Drop every picture, then transcribe the remaining data exactly.

"""

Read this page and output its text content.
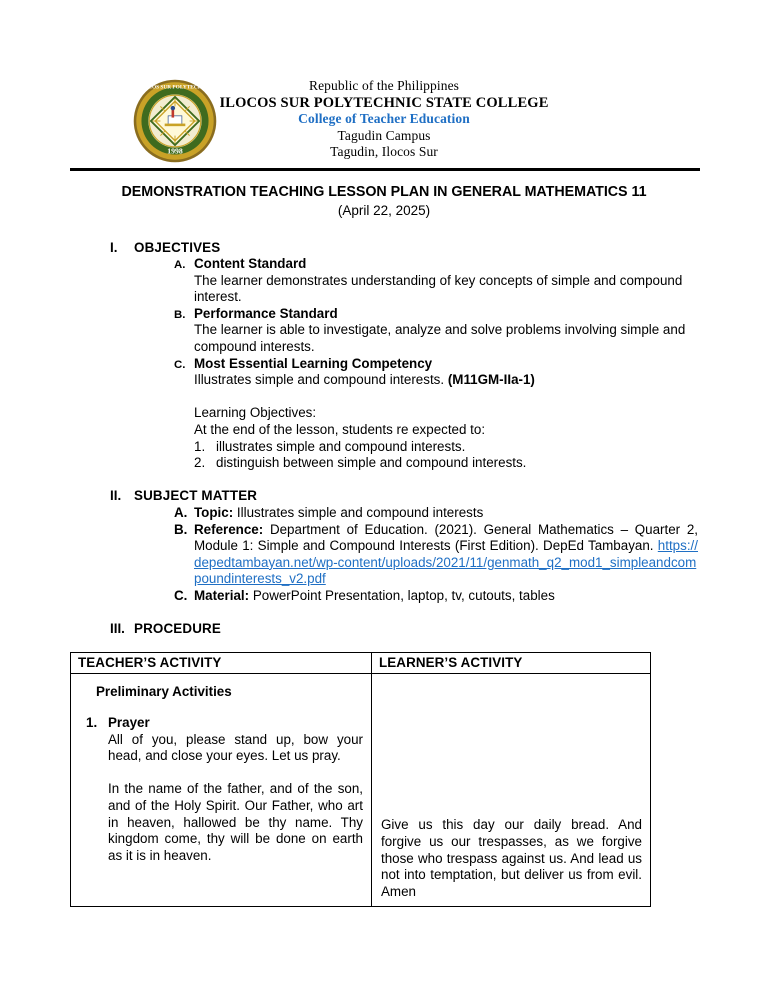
1998
ILOCOS SUR POLYTECHNIC	Republic of the Philippines
ILOCOS SUR POLYTECHNIC STATE COLLEGE
College of Teacher Education
Tagudin Campus
Tagudin, Ilocos Sur
DEMONSTRATION TEACHING LESSON PLAN IN GENERAL MATHEMATICS 11
(April 22, 2025)
I.	OBJECTIVES
A. Content Standard
The learner demonstrates understanding of key concepts of simple and compound interest.
B. Performance Standard
The learner is able to investigate, analyze and solve problems involving simple and compound interests.
C. Most Essential Learning Competency
Illustrates simple and compound interests. (M11GM-IIa-1)
Learning Objectives:
At the end of the lesson, students re expected to:
1. illustrates simple and compound interests.
2. distinguish between simple and compound interests.
II. SUBJECT MATTER
A. Topic: Illustrates simple and compound interests
B. Reference: Department of Education. (2021). General Mathematics – Quarter 2, Module 1: Simple and Compound Interests (First Edition). DepEd Tambayan. https://depedtambayan.net/wp-content/uploads/2021/11/genmath_q2_mod1_simpleandcompoundinterests_v2.pdf
C. Material: PowerPoint Presentation, laptop, tv, cutouts, tables
III. PROCEDURE
TEACHER’S ACTIVITY	LEARNER’S ACTIVITY

Preliminary Activities
1. Prayer
All of you, please stand up, bow your head, and close your eyes. Let us pray.
In the name of the father, and of the son, and of the Holy Spirit. Our Father, who art in heaven, hallowed be thy name. Thy kingdom come, thy will be done on earth as it is in heaven.	Give us this day our daily bread. And forgive us our trespasses, as we forgive those who trespass against us. And lead us not into temptation, but deliver us from evil. Amen
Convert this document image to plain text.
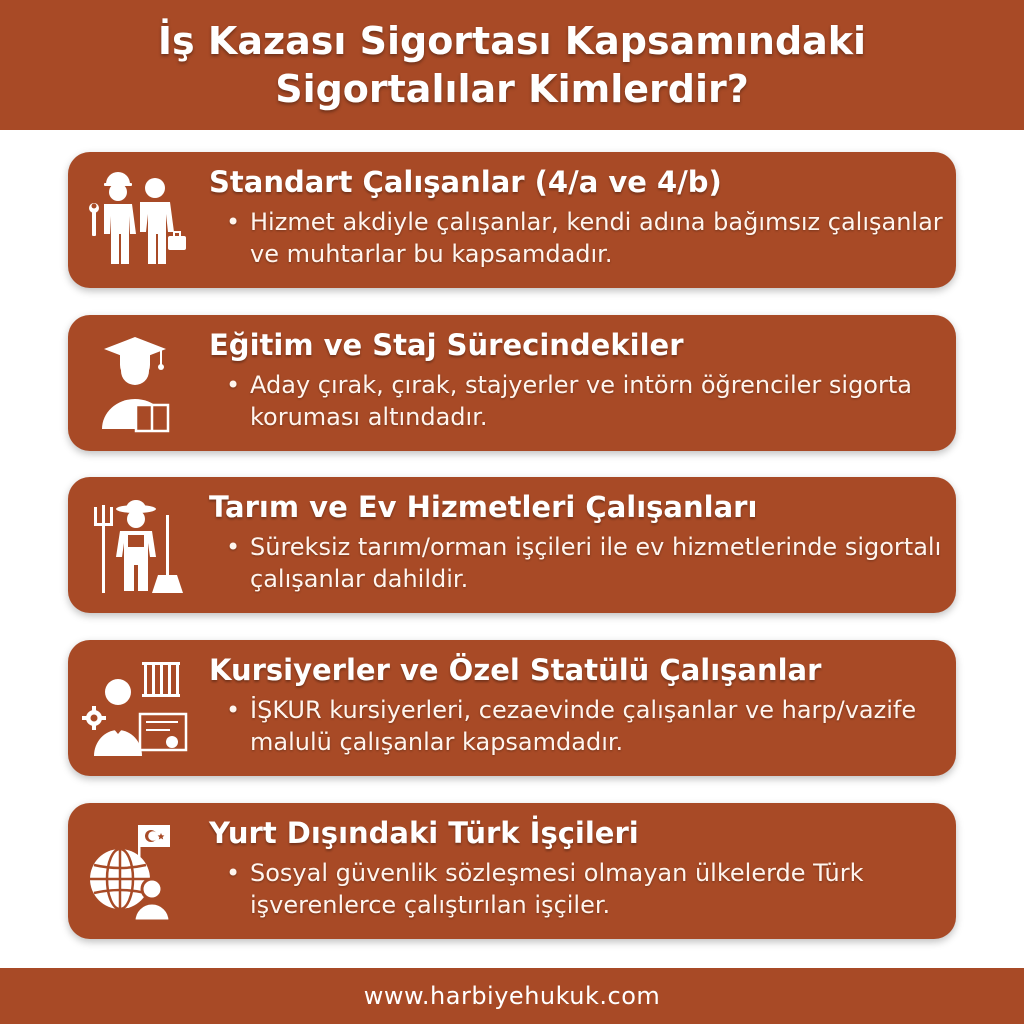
İş Kazası Sigortası Kapsamındaki
Sigortalılar Kimlerdir?
Standart Çalışanlar (4/a ve 4/b)
• Hizmet akdiyle çalışanlar, kendi adına bağımsız çalışanlar ve muhtarlar bu kapsamdadır.
Eğitim ve Staj Sürecindekiler
• Aday çırak, çırak, stajyerler ve intörn öğrenciler sigorta koruması altındadır.
Tarım ve Ev Hizmetleri Çalışanları
• Süreksiz tarım/orman işçileri ile ev hizmetlerinde sigortalı çalışanlar dahildir.
Kursiyerler ve Özel Statülü Çalışanlar
• İŞKUR kursiyerleri, cezaevinde çalışanlar ve harp/vazife malulü çalışanlar kapsamdadır.
Yurt Dışındaki Türk İşçileri
• Sosyal güvenlik sözleşmesi olmayan ülkelerde Türk işverenlerce çalıştırılan işçiler.
www.harbiyehukuk.com
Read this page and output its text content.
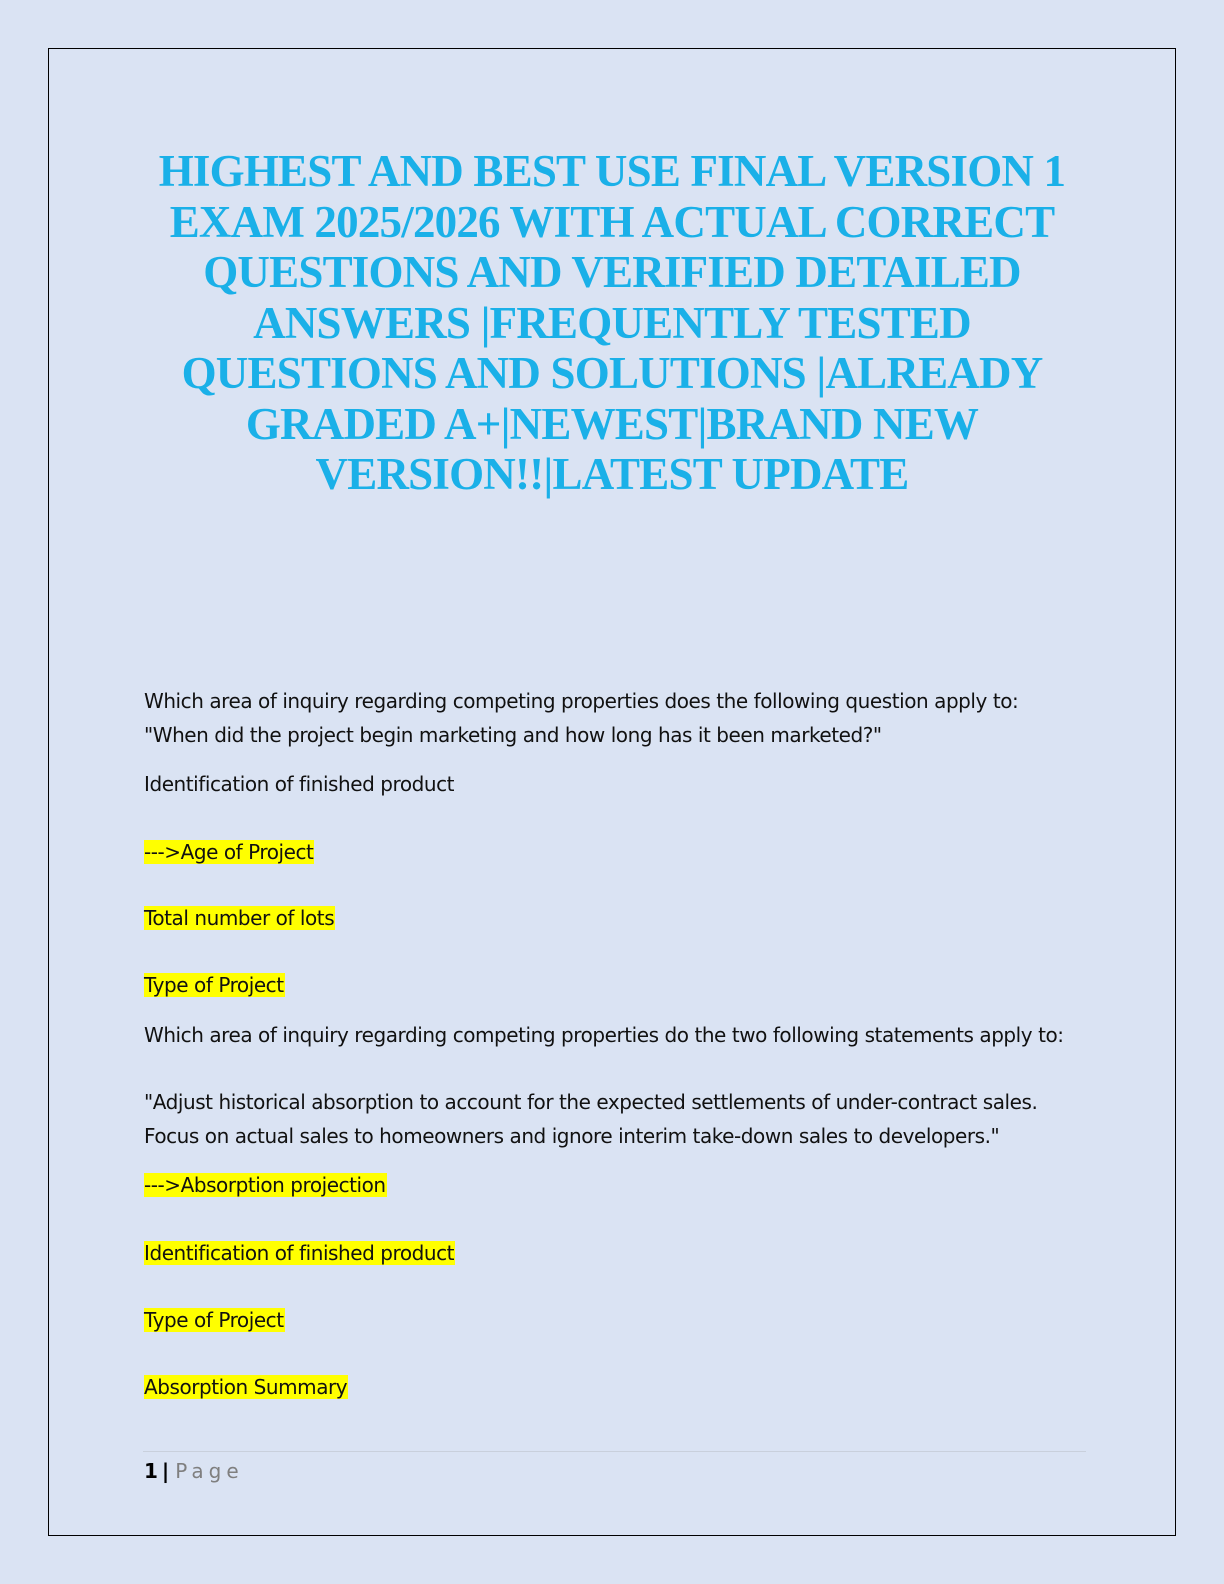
HIGHEST AND BEST USE FINAL VERSION 1
EXAM 2025/2026 WITH ACTUAL CORRECT
QUESTIONS AND VERIFIED DETAILED
ANSWERS |FREQUENTLY TESTED
QUESTIONS AND SOLUTIONS |ALREADY
GRADED A+|NEWEST|BRAND NEW
VERSION!!|LATEST UPDATE
Which area of inquiry regarding competing properties does the following question apply to:
"When did the project begin marketing and how long has it been marketed?"
Identification of finished product
--->Age of Project
Total number of lots
Type of Project
Which area of inquiry regarding competing properties do the two following statements apply to:
"Adjust historical absorption to account for the expected settlements of under-contract sales.
Focus on actual sales to homeowners and ignore interim take-down sales to developers."
--->Absorption projection
Identification of finished product
Type of Project
Absorption Summary
1 | Page
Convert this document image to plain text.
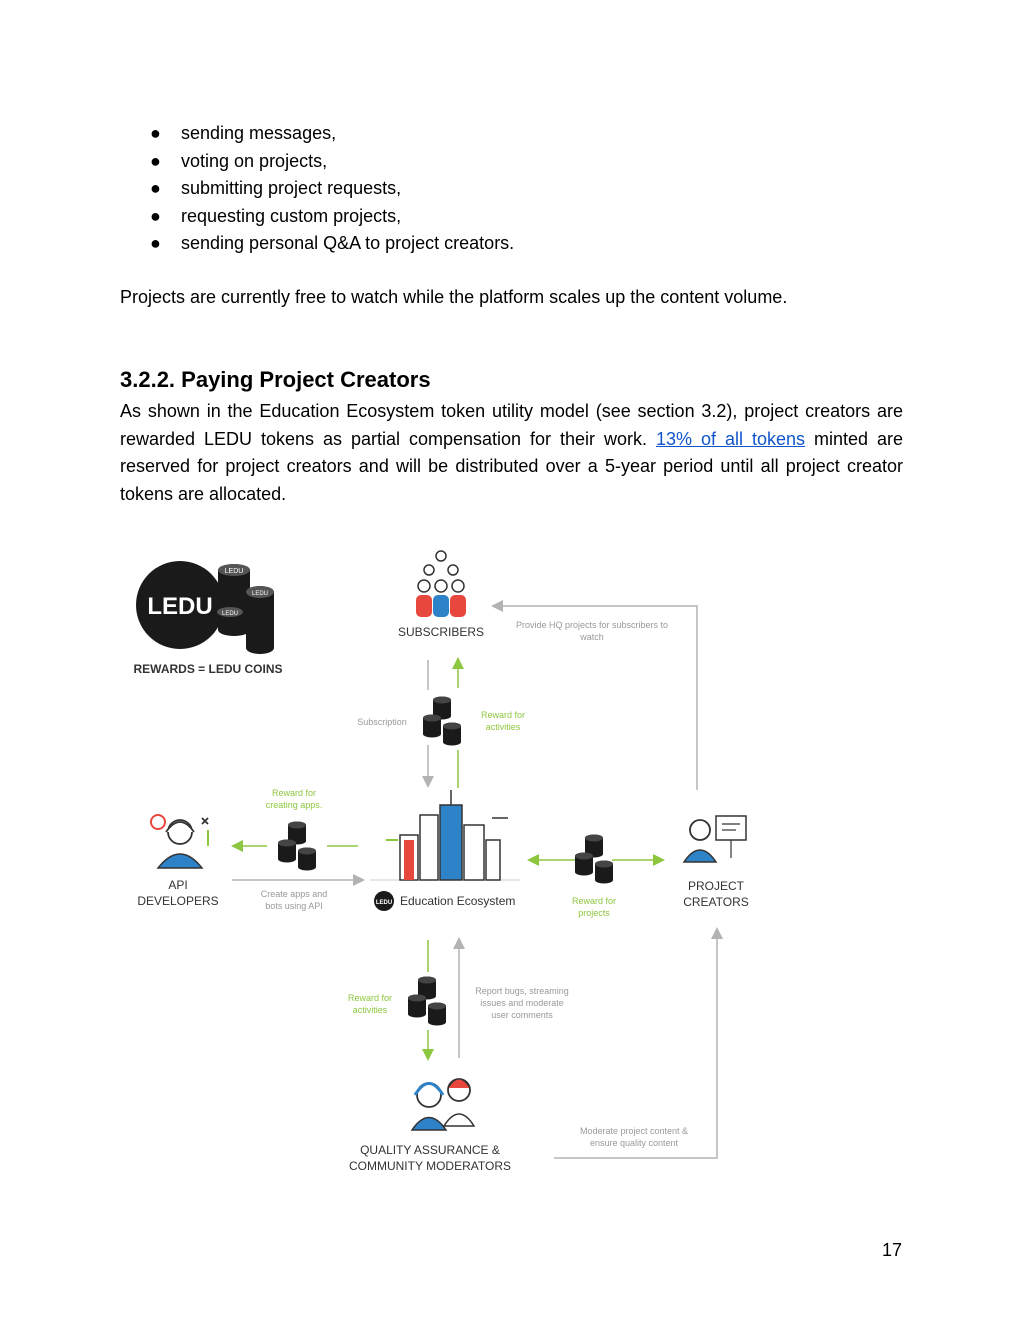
● sending messages,
● voting on projects,
● submitting project requests,
● requesting custom projects,
● sending personal Q&A to project creators.

Projects are currently free to watch while the platform scales up the content volume.

3.2.2. Paying Project Creators

As shown in the Education Ecosystem token utility model (see section 3.2), project creators are rewarded LEDU tokens as partial compensation for their work. 13% of all tokens minted are reserved for project creators and will be distributed over a 5-year period until all project creator tokens are allocated.

LEDU
LEDU
LEDU
LEDU
REWARDS = LEDU COINS
SUBSCRIBERS	Provide HQ projects for subscribers to
watch
Subscription
Reward for
activities
API
DEVELOPERS
Reward for
creating apps.
Create apps and
bots using API	LEDU Education Ecosystem	Reward for
projects
PROJECT
CREATORS
Reward for
activities
Report bugs, streaming
issues and moderate
user comments
QUALITY ASSURANCE &
COMMUNITY MODERATORS
Moderate project content &
ensure quality content
17
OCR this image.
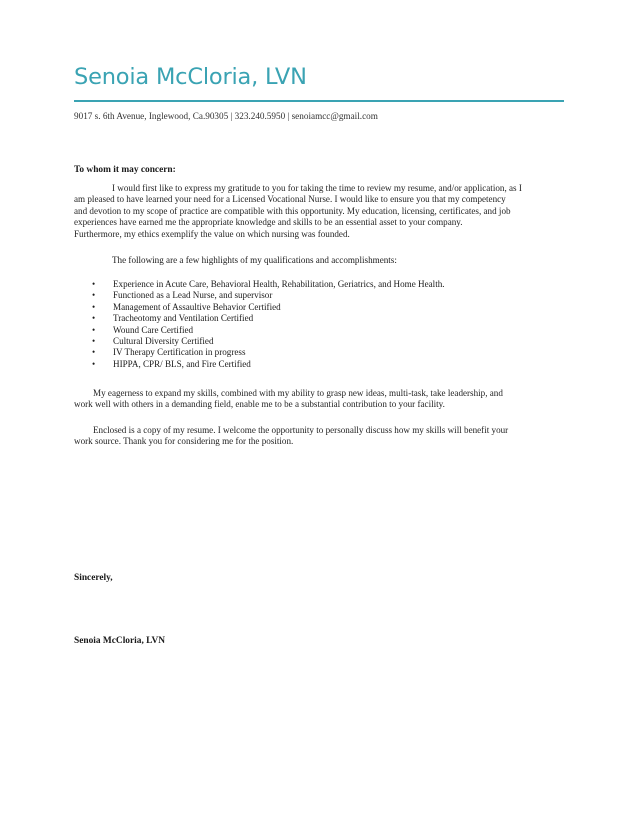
Senoia McCloria, LVN
9017 s. 6th Avenue, Inglewood, Ca.90305 | 323.240.5950 | senoiamcc@gmail.com
To whom it may concern:
I would first like to express my gratitude to you for taking the time to review my resume, and/or application, as I
am pleased to have learned your need for a Licensed Vocational Nurse. I would like to ensure you that my competency
and devotion to my scope of practice are compatible with this opportunity. My education, licensing, certificates, and job
experiences have earned me the appropriate knowledge and skills to be an essential asset to your company.
Furthermore, my ethics exemplify the value on which nursing was founded.
The following are a few highlights of my qualifications and accomplishments:
•	Experience in Acute Care, Behavioral Health, Rehabilitation, Geriatrics, and Home Health.
•	Functioned as a Lead Nurse, and supervisor
•	Management of Assaultive Behavior Certified
•	Tracheotomy and Ventilation Certified
•	Wound Care Certified
•	Cultural Diversity Certified
•	IV Therapy Certification in progress
•	HIPPA, CPR/ BLS, and Fire Certified
My eagerness to expand my skills, combined with my ability to grasp new ideas, multi-task, take leadership, and
work well with others in a demanding field, enable me to be a substantial contribution to your facility.
Enclosed is a copy of my resume. I welcome the opportunity to personally discuss how my skills will benefit your
work source. Thank you for considering me for the position.
Sincerely,
Senoia McCloria, LVN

"""

● ANSWER TO THE TASK
Read this page and output its text content.
1998
ILOCOS SUR POLYTECHNIC	Republic of the Philippines
ILOCOS SUR POLYTECHNIC STATE COLLEGE
College of Teacher Education
Tagudin Campus
Tagudin, Ilocos Sur
DEMONSTRATION TEACHING LESSON PLAN IN GENERAL MATHEMATICS 11
(April 22, 2025)
I.	OBJECTIVES
A. Content Standard
The learner demonstrates understanding of key concepts of simple and compound interest.
B. Performance Standard
The learner is able to investigate, analyze and solve problems involving simple and compound interests.
C. Most Essential Learning Competency
Illustrates simple and compound interests. (M11GM-IIa-1)
Learning Objectives:
At the end of the lesson, students re expected to:
1. illustrates simple and compound interests.
2. distinguish between simple and compound interests.
II. SUBJECT MATTER
A. Topic: Illustrates simple and compound interests
B. Reference: Department of Education. (2021). General Mathematics – Quarter 2, Module 1: Simple and Compound Interests (First Edition). DepEd Tambayan. https://depedtambayan.net/wp-content/uploads/2021/11/genmath_q2_mod1_simpleandcompoundinterests_v2.pdf
C. Material: PowerPoint Presentation, laptop, tv, cutouts, tables
III. PROCEDURE
TEACHER’S ACTIVITY	LEARNER’S ACTIVITY

Preliminary Activities
1. Prayer
All of you, please stand up, bow your head, and close your eyes. Let us pray.
In the name of the father, and of the son, and of the Holy Spirit. Our Father, who art in heaven, hallowed be thy name. Thy kingdom come, thy will be done on earth as it is in heaven.	Give us this day our daily bread. And forgive us our trespasses, as we forgive those who trespass against us. And lead us not into temptation, but deliver us from evil. Amen
Convert this document image to plain text.
İş Kazası Sigortası Kapsamındaki
Sigortalılar Kimlerdir?
Standart Çalışanlar (4/a ve 4/b)
• Hizmet akdiyle çalışanlar, kendi adına bağımsız çalışanlar ve muhtarlar bu kapsamdadır.
Eğitim ve Staj Sürecindekiler
• Aday çırak, çırak, stajyerler ve intörn öğrenciler sigorta koruması altındadır.
Tarım ve Ev Hizmetleri Çalışanları
• Süreksiz tarım/orman işçileri ile ev hizmetlerinde sigortalı çalışanlar dahildir.
Kursiyerler ve Özel Statülü Çalışanlar
• İŞKUR kursiyerleri, cezaevinde çalışanlar ve harp/vazife malulü çalışanlar kapsamdadır.
Yurt Dışındaki Türk İşçileri
• Sosyal güvenlik sözleşmesi olmayan ülkelerde Türk işverenlerce çalıştırılan işçiler.
www.harbiyehukuk.com
Read this page and output its text content.
HIGHEST AND BEST USE FINAL VERSION 1
EXAM 2025/2026 WITH ACTUAL CORRECT
QUESTIONS AND VERIFIED DETAILED
ANSWERS |FREQUENTLY TESTED
QUESTIONS AND SOLUTIONS |ALREADY
GRADED A+|NEWEST|BRAND NEW
VERSION!!|LATEST UPDATE
Which area of inquiry regarding competing properties does the following question apply to:
"When did the project begin marketing and how long has it been marketed?"
Identification of finished product
--->Age of Project
Total number of lots
Type of Project
Which area of inquiry regarding competing properties do the two following statements apply to:
"Adjust historical absorption to account for the expected settlements of under-contract sales.
Focus on actual sales to homeowners and ignore interim take-down sales to developers."
--->Absorption projection
Identification of finished product
Type of Project
Absorption Summary
1 | Page
Convert this document image to plain text.
● sending messages,
● voting on projects,
● submitting project requests,
● requesting custom projects,
● sending personal Q&A to project creators.

Projects are currently free to watch while the platform scales up the content volume.

3.2.2. Paying Project Creators

As shown in the Education Ecosystem token utility model (see section 3.2), project creators are rewarded LEDU tokens as partial compensation for their work. 13% of all tokens minted are reserved for project creators and will be distributed over a 5-year period until all project creator tokens are allocated.

LEDU
LEDU
LEDU
LEDU
REWARDS = LEDU COINS
SUBSCRIBERS	Provide HQ projects for subscribers to
watch
Subscription
Reward for
activities
API
DEVELOPERS
Reward for
creating apps.
Create apps and
bots using API	LEDU Education Ecosystem	Reward for
projects
PROJECT
CREATORS
Reward for
activities
Report bugs, streaming
issues and moderate
user comments
QUALITY ASSURANCE &
COMMUNITY MODERATORS
Moderate project content &
ensure quality content
17
OCR this image.
Senoia McCloria, LVN
9017 s. 6th Avenue, Inglewood, Ca.90305 | 323.240.5950 | senoiamcc@gmail.com
To whom it may concern:
I would first like to express my gratitude to you for taking the time to review my resume, and/or application, as I
am pleased to have learned your need for a Licensed Vocational Nurse. I would like to ensure you that my competency
and devotion to my scope of practice are compatible with this opportunity. My education, licensing, certificates, and job
experiences have earned me the appropriate knowledge and skills to be an essential asset to your company.
Furthermore, my ethics exemplify the value on which nursing was founded.
The following are a few highlights of my qualifications and accomplishments:
•	Experience in Acute Care, Behavioral Health, Rehabilitation, Geriatrics, and Home Health.
•	Functioned as a Lead Nurse, and supervisor
•	Management of Assaultive Behavior Certified
•	Tracheotomy and Ventilation Certified
•	Wound Care Certified
•	Cultural Diversity Certified
•	IV Therapy Certification in progress
•	HIPPA, CPR/ BLS, and Fire Certified
My eagerness to expand my skills, combined with my ability to grasp new ideas, multi-task, take leadership, and
work well with others in a demanding field, enable me to be a substantial contribution to your facility.
Enclosed is a copy of my resume. I welcome the opportunity to personally discuss how my skills will benefit your
work source. Thank you for considering me for the position.
Sincerely,
Senoia McCloria, LVN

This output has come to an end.